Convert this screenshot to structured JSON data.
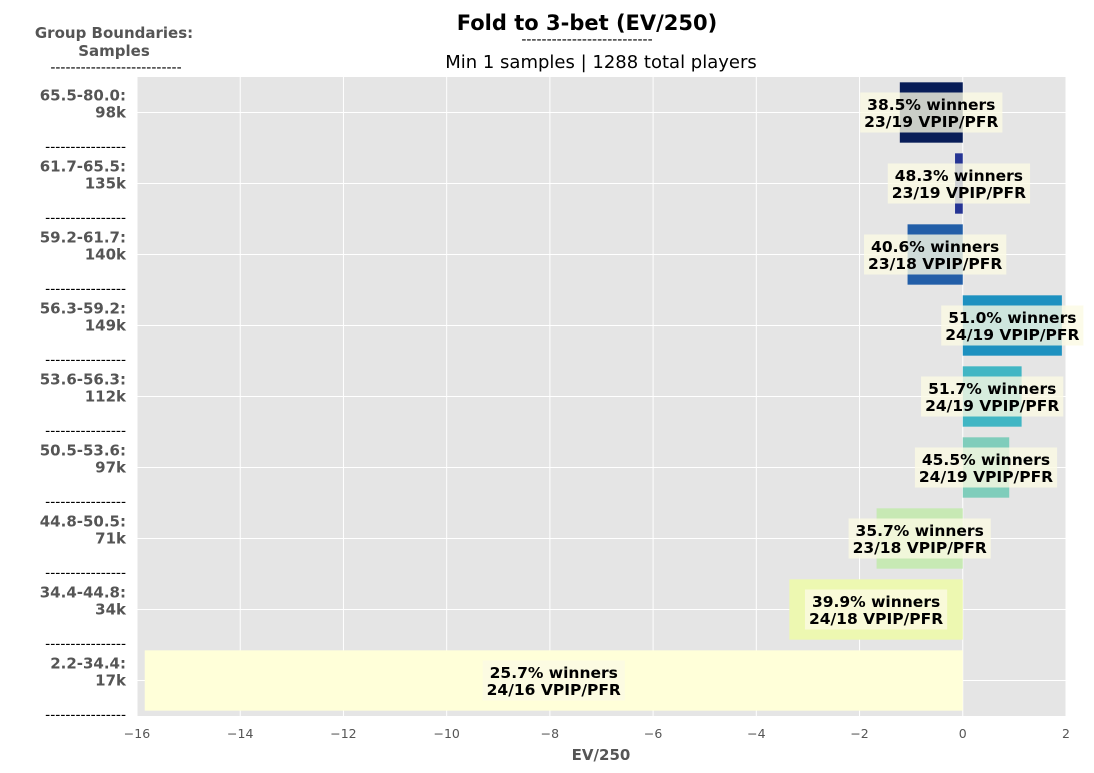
{
  "chart_data": {
    "type": "bar",
    "orientation": "horizontal",
    "title": "Fold to 3-bet (EV/250)",
    "title_underline": "--------------------------",
    "subtitle": "Min 1 samples | 1288 total players",
    "side_header": [
      "Group Boundaries:",
      "Samples",
      "--------------------------"
    ],
    "group_separator": "----------------",
    "xlabel": "EV/250",
    "xlim": [
      -16,
      2
    ],
    "xticks": [
      -16,
      -14,
      -12,
      -10,
      -8,
      -6,
      -4,
      -2,
      0,
      2
    ],
    "xtick_labels": [
      "−16",
      "−14",
      "−12",
      "−10",
      "−8",
      "−6",
      "−4",
      "−2",
      "0",
      "2"
    ],
    "grid": true,
    "colors": {
      "plot_bg": "#e5e5e5",
      "grid": "#ffffff",
      "label_box": "#fbfae3"
    },
    "groups": [
      {
        "boundary": "65.5-80.0:",
        "samples": "98k",
        "value": -1.22,
        "winners": "38.5% winners",
        "vpip_pfr": "23/19 VPIP/PFR",
        "color": "#081d58"
      },
      {
        "boundary": "61.7-65.5:",
        "samples": "135k",
        "value": -0.15,
        "winners": "48.3% winners",
        "vpip_pfr": "23/19 VPIP/PFR",
        "color": "#253494"
      },
      {
        "boundary": "59.2-61.7:",
        "samples": "140k",
        "value": -1.07,
        "winners": "40.6% winners",
        "vpip_pfr": "23/18 VPIP/PFR",
        "color": "#225ea8"
      },
      {
        "boundary": "56.3-59.2:",
        "samples": "149k",
        "value": 1.92,
        "winners": "51.0% winners",
        "vpip_pfr": "24/19 VPIP/PFR",
        "color": "#1d91c0"
      },
      {
        "boundary": "53.6-56.3:",
        "samples": "112k",
        "value": 1.14,
        "winners": "51.7% winners",
        "vpip_pfr": "24/19 VPIP/PFR",
        "color": "#41b6c4"
      },
      {
        "boundary": "50.5-53.6:",
        "samples": "97k",
        "value": 0.9,
        "winners": "45.5% winners",
        "vpip_pfr": "24/19 VPIP/PFR",
        "color": "#7fcdbb"
      },
      {
        "boundary": "44.8-50.5:",
        "samples": "71k",
        "value": -1.67,
        "winners": "35.7% winners",
        "vpip_pfr": "23/18 VPIP/PFR",
        "color": "#c7e9b4"
      },
      {
        "boundary": "34.4-44.8:",
        "samples": "34k",
        "value": -3.36,
        "winners": "39.9% winners",
        "vpip_pfr": "24/18 VPIP/PFR",
        "color": "#edf8b1"
      },
      {
        "boundary": "2.2-34.4:",
        "samples": "17k",
        "value": -15.85,
        "winners": "25.7% winners",
        "vpip_pfr": "24/16 VPIP/PFR",
        "color": "#ffffd9"
      }
    ]
  }
}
════════
#### [TASK]
Ignore the images and quote every line of the listing exactly.

#### [SOLUTION BELOW]
Convert this screenshot to structured JSON data.
{
  "chart_data": {
    "type": "bar",
    "orientation": "horizontal",
    "title": "Fold to 3-bet (EV/250)",
    "title_underline": "--------------------------",
    "subtitle": "Min 1 samples | 1288 total players",
    "side_header": [
      "Group Boundaries:",
      "Samples",
      "--------------------------"
    ],
    "group_separator": "----------------",
    "xlabel": "EV/250",
    "xlim": [
      -16,
      2
    ],
    "xticks": [
      -16,
      -14,
      -12,
      -10,
      -8,
      -6,
      -4,
      -2,
      0,
      2
    ],
    "xtick_labels": [
      "−16",
      "−14",
      "−12",
      "−10",
      "−8",
      "−6",
      "−4",
      "−2",
      "0",
      "2"
    ],
    "grid": true,
    "colors": {
      "plot_bg": "#e5e5e5",
      "grid": "#ffffff",
      "label_box": "#fbfae3"
    },
    "groups": [
      {
        "boundary": "65.5-80.0:",
        "samples": "98k",
        "value": -1.22,
        "winners": "38.5% winners",
        "vpip_pfr": "23/19 VPIP/PFR",
        "color": "#081d58"
      },
      {
        "boundary": "61.7-65.5:",
        "samples": "135k",
        "value": -0.15,
        "winners": "48.3% winners",
        "vpip_pfr": "23/19 VPIP/PFR",
        "color": "#253494"
      },
      {
        "boundary": "59.2-61.7:",
        "samples": "140k",
        "value": -1.07,
        "winners": "40.6% winners",
        "vpip_pfr": "23/18 VPIP/PFR",
        "color": "#225ea8"
      },
      {
        "boundary": "56.3-59.2:",
        "samples": "149k",
        "value": 1.92,
        "winners": "51.0% winners",
        "vpip_pfr": "24/19 VPIP/PFR",
        "color": "#1d91c0"
      },
      {
        "boundary": "53.6-56.3:",
        "samples": "112k",
        "value": 1.14,
        "winners": "51.7% winners",
        "vpip_pfr": "24/19 VPIP/PFR",
        "color": "#41b6c4"
      },
      {
        "boundary": "50.5-53.6:",
        "samples": "97k",
        "value": 0.9,
        "winners": "45.5% winners",
        "vpip_pfr": "24/19 VPIP/PFR",
        "color": "#7fcdbb"
      },
      {
        "boundary": "44.8-50.5:",
        "samples": "71k",
        "value": -1.67,
        "winners": "35.7% winners",
        "vpip_pfr": "23/18 VPIP/PFR",
        "color": "#c7e9b4"
      },
      {
        "boundary": "34.4-44.8:",
        "samples": "34k",
        "value": -3.36,
        "winners": "39.9% winners",
        "vpip_pfr": "24/18 VPIP/PFR",
        "color": "#edf8b1"
      },
      {
        "boundary": "2.2-34.4:",
        "samples": "17k",
        "value": -15.85,
        "winners": "25.7% winners",
        "vpip_pfr": "24/16 VPIP/PFR",
        "color": "#ffffd9"
      }
    ]
  }
}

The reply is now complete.